▸ WHAT THE TASK REQUIRES
Only the number is wanted: how many lines of these entries contain the word "such"?

▸ GIVEN RECORDS
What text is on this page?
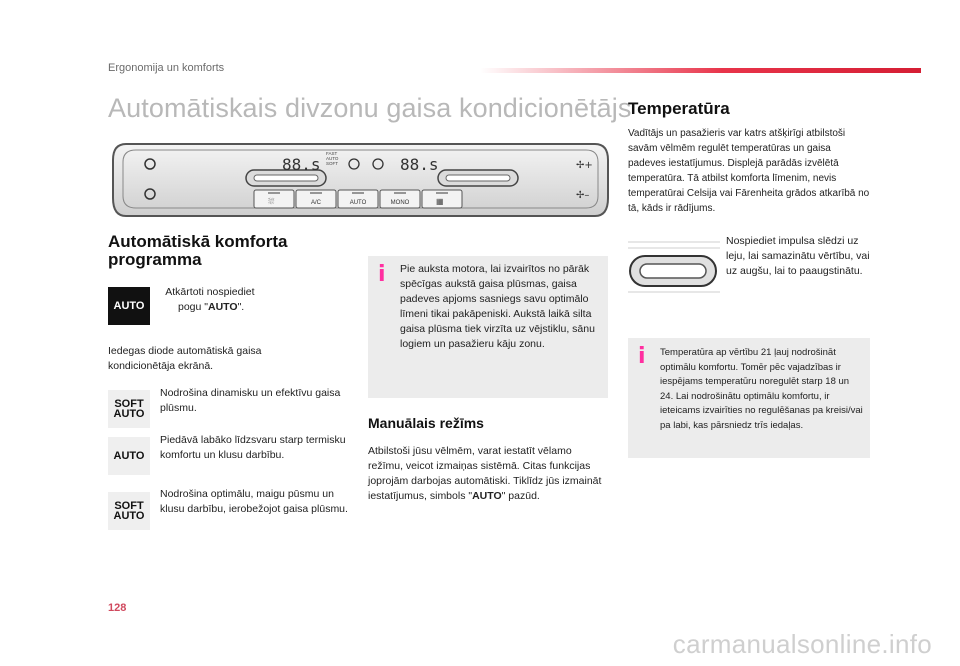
Ergonomija un komforts
Automātiskais divzonu gaisa kondicionētājs
✢+
✢–
88.s	88.s
FAST
AUTO
SOFT
⛆	A/C	AUTO	MONO	▦
Automātiskā komforta
programma
AUTO
Atkārtoti nospiediet
pogu "AUTO".
Iedegas diode automātiskā gaisa kondicionētāja ekrānā.
SOFT
AUTO
Nodrošina dinamisku un efektīvu gaisa plūsmu.
AUTO
Piedāvā labāko līdzsvaru starp termisku komfortu un klusu darbību.
SOFT
AUTO
Nodrošina optimālu, maigu pūsmu un klusu darbību, ierobežojot gaisa plūsmu.
i Pie auksta motora, lai izvairītos no pārāk spēcīgas aukstā gaisa plūsmas, gaisa padeves apjoms sasniegs savu optimālo līmeni tikai pakāpeniski. Aukstā laikā silta gaisa plūsma tiek virzīta uz vējstiklu, sānu logiem un pasažieru kāju zonu.
Manuālais režīms
Atbilstoši jūsu vēlmēm, varat iestatīt vēlamo režīmu, veicot izmaiņas sistēmā. Citas funkcijas joprojām darbojas automātiski. Tiklīdz jūs izmaināt iestatījumus, simbols "AUTO" pazūd.
Temperatūra
Vadītājs un pasažieris var katrs atšķirīgi atbilstoši savām vēlmēm regulēt temperatūras un gaisa padeves iestatījumus. Displejā parādās izvēlētā temperatūra. Tā atbilst komforta līmenim, nevis temperatūrai Celsija vai Fārenheita grādos atkarībā no tā, kāds ir rādījums.
Nospiediet impulsa slēdzi uz leju, lai samazinātu vērtību, vai uz augšu, lai to paaugstinātu.
i Temperatūra ap vērtību 21 ļauj nodrošināt optimālu komfortu. Tomēr pēc vajadzības ir iespējams temperatūru noregulēt starp 18 un 24. Lai nodrošinātu optimālu komfortu, ir ieteicams izvairīties no regulēšanas pa kreisi/vai pa labi, kas pārsniedz trīs iedaļas.
128
carmanualsonline.info
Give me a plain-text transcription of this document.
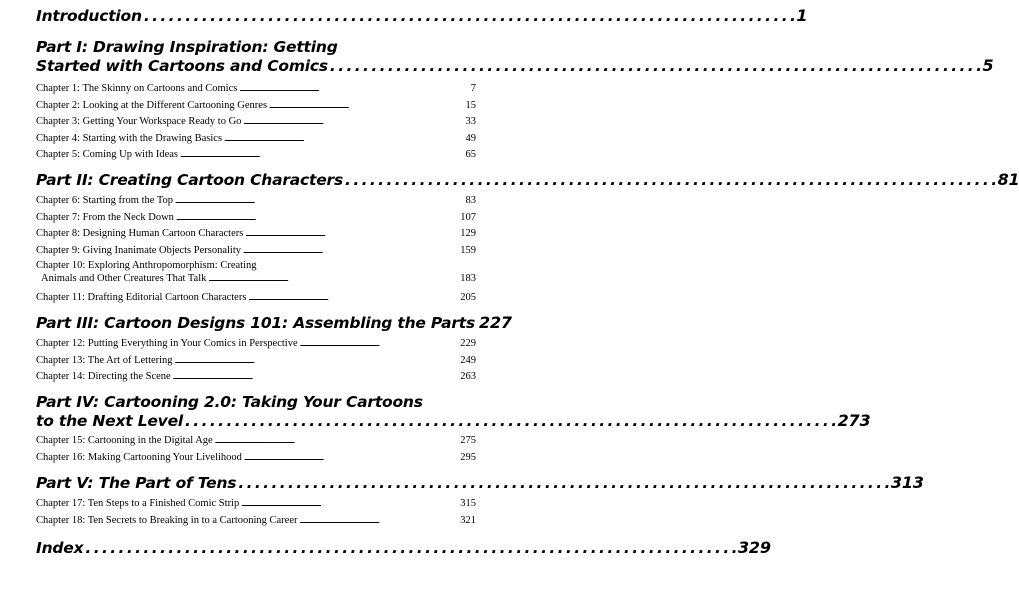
Introduction . . .	1
Part I: Drawing Inspiration: Getting
Started with Cartoons and Comics . . .	5
Chapter 1: The Skinny on Cartoons and Comics . . .	7
Chapter 2: Looking at the Different Cartooning Genres . . .	15
Chapter 3: Getting Your Workspace Ready to Go . . .	33
Chapter 4: Starting with the Drawing Basics . . .	49
Chapter 5: Coming Up with Ideas . . .	65
Part II: Creating Cartoon Characters . . .	81
Chapter 6: Starting from the Top . . .	83
Chapter 7: From the Neck Down . . .	107
Chapter 8: Designing Human Cartoon Characters . . .	129
Chapter 9: Giving Inanimate Objects Personality . . .	159
Chapter 10: Exploring Anthropomorphism: Creating
Animals and Other Creatures That Talk . . .	183
Chapter 11: Drafting Editorial Cartoon Characters . . .	205
Part III: Cartoon Designs 101: Assembling the Parts 227
Chapter 12: Putting Everything in Your Comics in Perspective . . .	229
Chapter 13: The Art of Lettering . . .	249
Chapter 14: Directing the Scene . . .	263
Part IV: Cartooning 2.0: Taking Your Cartoons
to the Next Level . . .	273
Chapter 15: Cartooning in the Digital Age . . .	275
Chapter 16: Making Cartooning Your Livelihood . . .	295
Part V: The Part of Tens . . .	313
Chapter 17: Ten Steps to a Finished Comic Strip . . .	315
Chapter 18: Ten Secrets to Breaking in to a Cartooning Career . . .	321
Index . . .	329
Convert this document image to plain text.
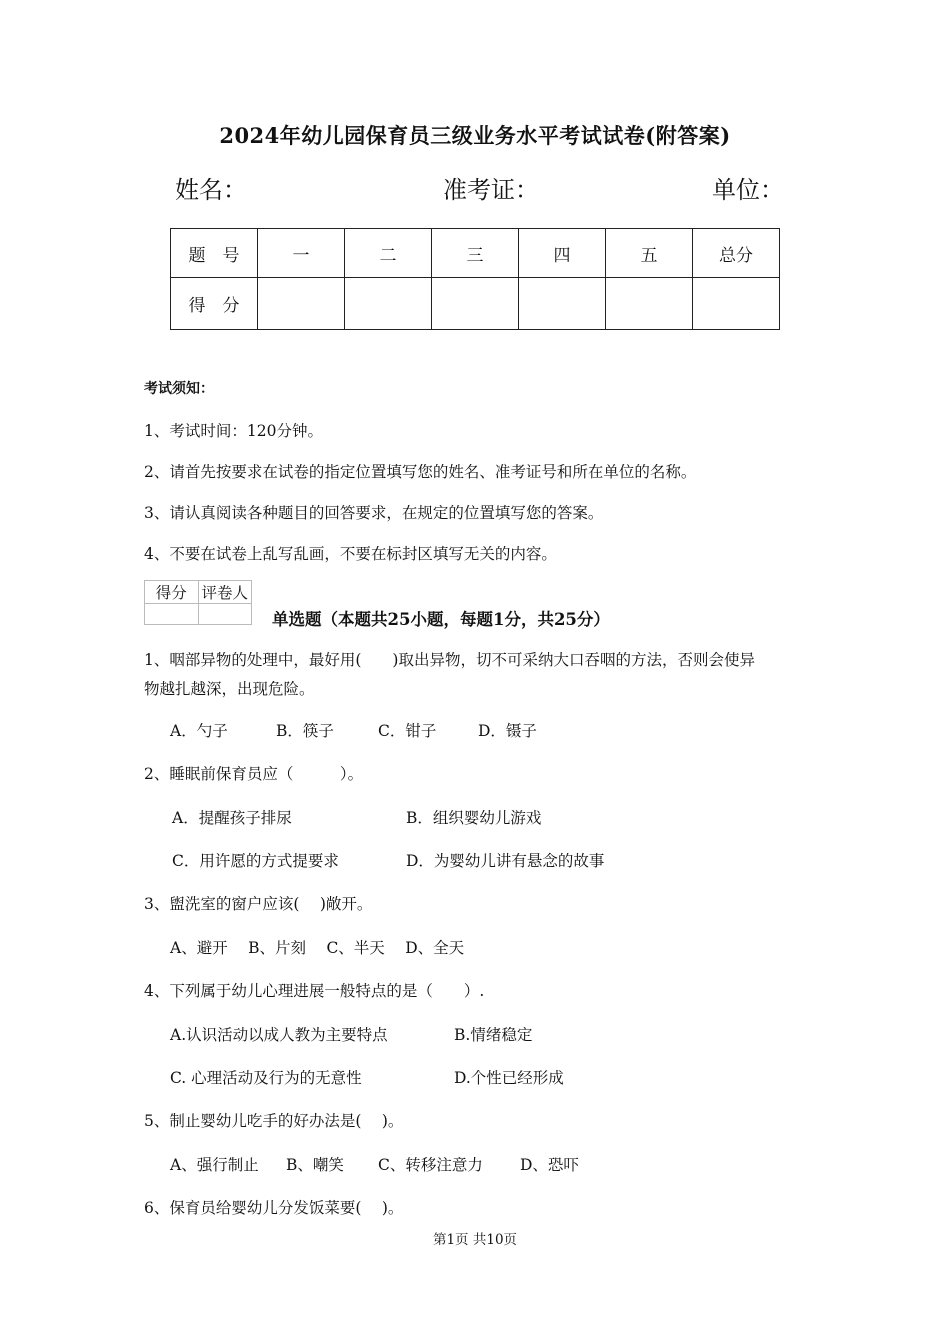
2024年幼儿园保育员三级业务水平考试试卷(附答案)
姓名：	准考证：	单位：
题　号	一	二	三	四	五	总分
得　分						
考试须知：
1、考试时间：120分钟。
2、请首先按要求在试卷的指定位置填写您的姓名、准考证号和所在单位的名称。
3、请认真阅读各种题目的回答要求，在规定的位置填写您的答案。
4、不要在试卷上乱写乱画，不要在标封区填写无关的内容。
得分	评卷人

单选题（本题共25小题，每题1分，共25分）
1、咽部异物的处理中，最好用(　　)取出异物，切不可采纳大口吞咽的方法，否则会使异
物越扎越深，出现危险。
A．勺子	B．筷子	C．钳子	D．镊子
2、睡眠前保育员应（　　　）。
A．提醒孩子排尿	B．组织婴幼儿游戏
C．用许愿的方式提要求	D．为婴幼儿讲有悬念的故事
3、盥洗室的窗户应该(　 )敞开。
A、避开　 B、片刻　 C、半天　 D、全天
4、下列属于幼儿心理进展一般特点的是（　　）.
A.认识活动以成人教为主要特点	B.情绪稳定
C. 心理活动及行为的无意性	D.个性已经形成
5、制止婴幼儿吃手的好办法是(　 )。
A、强行制止 B、嘲笑 C、转移注意力 D、恐吓
6、保育员给婴幼儿分发饭菜要(　 )。
第1页 共10页
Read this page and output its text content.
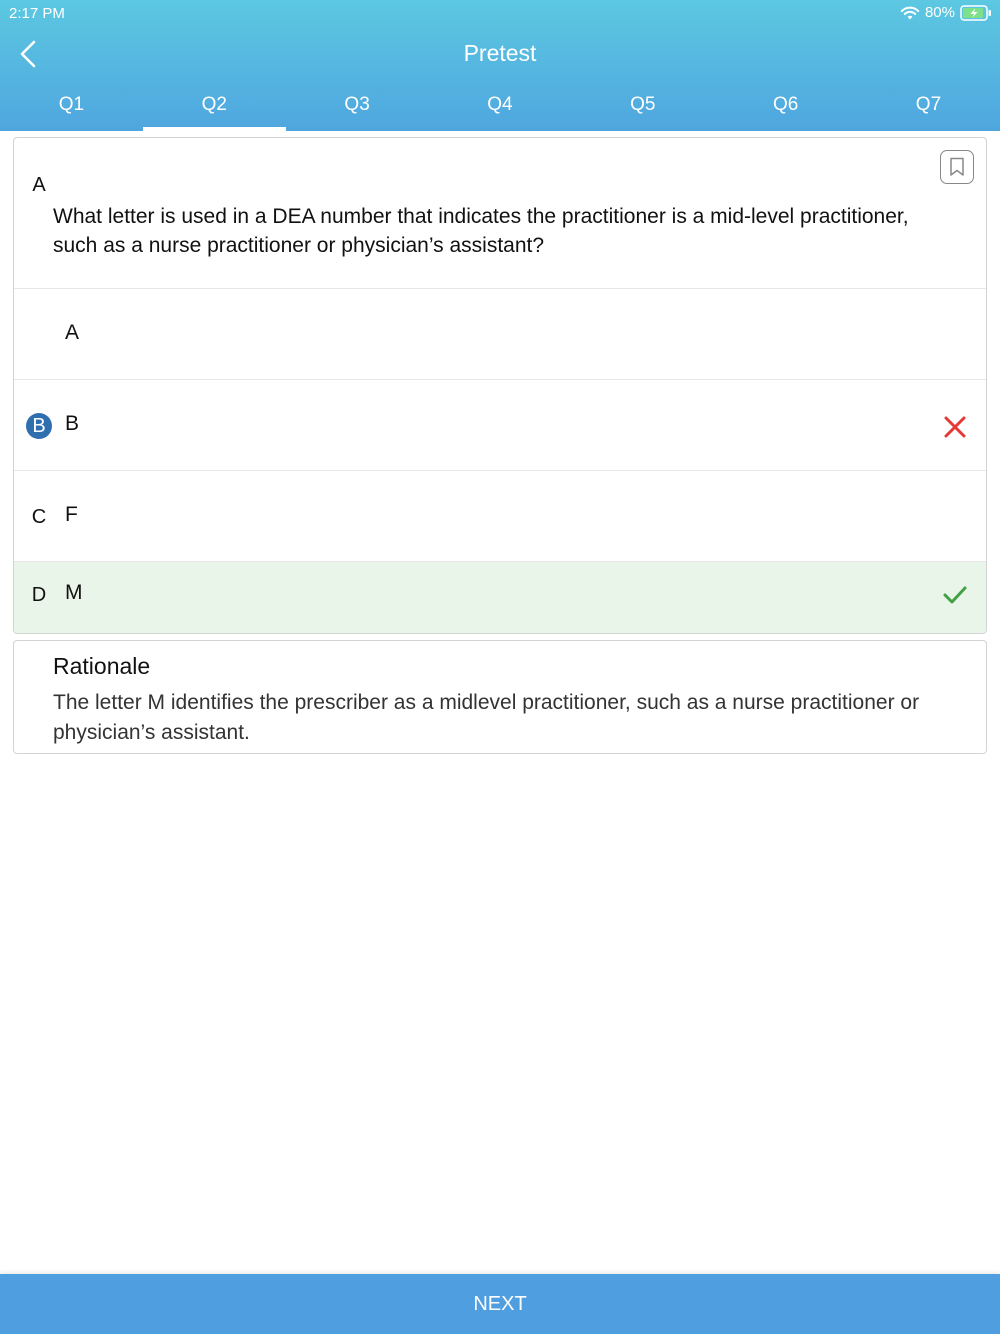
2:17 PM	80%
Pretest
Q1	Q2	Q3	Q4	Q5	Q6	Q7
What letter is used in a DEA number that indicates the practitioner is a mid-level practitioner, such as a nurse practitioner or physician’s assistant?
A
A
B B
C F
D M
Rationale
The letter M identifies the prescriber as a midlevel practitioner, such as a nurse practitioner or physician’s assistant.
NEXT
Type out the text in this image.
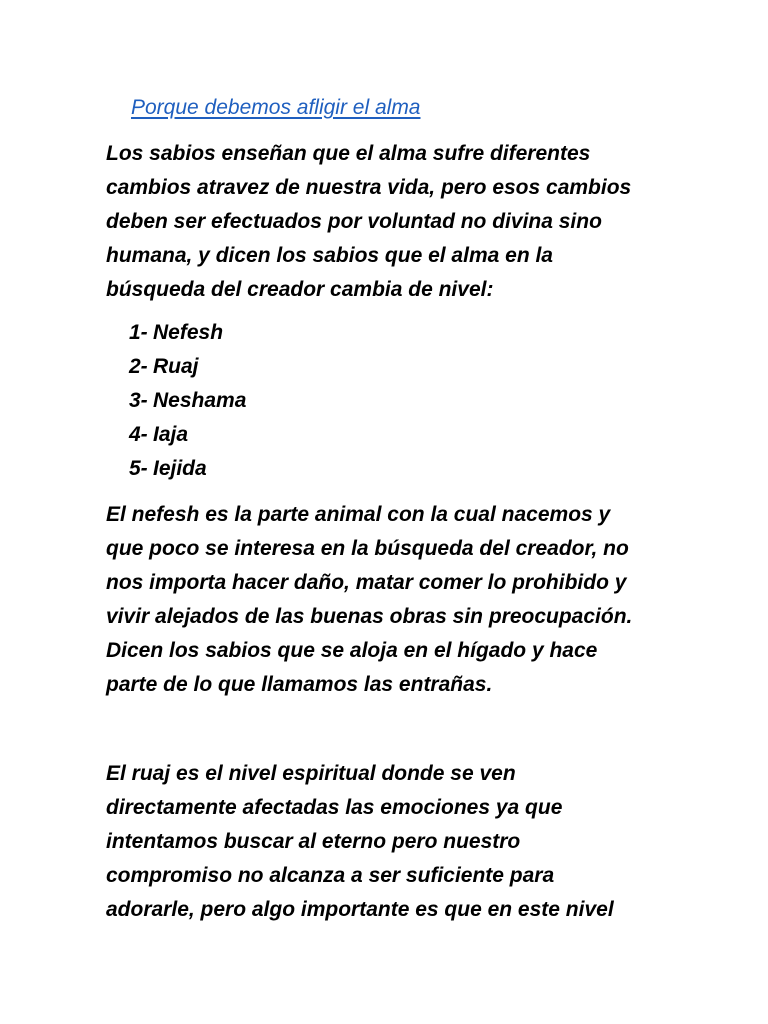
Porque debemos afligir el alma

Los sabios enseñan que el alma sufre diferentes
cambios atravez de nuestra vida, pero esos cambios
deben ser efectuados por voluntad no divina sino
humana, y dicen los sabios que el alma en la
búsqueda del creador cambia de nivel:

1- Nefesh
2- Ruaj
3- Neshama
4- Iaja
5- Iejida

El nefesh es la parte animal con la cual nacemos y
que poco se interesa en la búsqueda del creador, no
nos importa hacer daño, matar comer lo prohibido y
vivir alejados de las buenas obras sin preocupación.
Dicen los sabios que se aloja en el hígado y hace
parte de lo que llamamos las entrañas.

El ruaj es el nivel espiritual donde se ven
directamente afectadas las emociones ya que
intentamos buscar al eterno pero nuestro
compromiso no alcanza a ser suficiente para
adorarle, pero algo importante es que en este nivel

▸ RESPONSE
2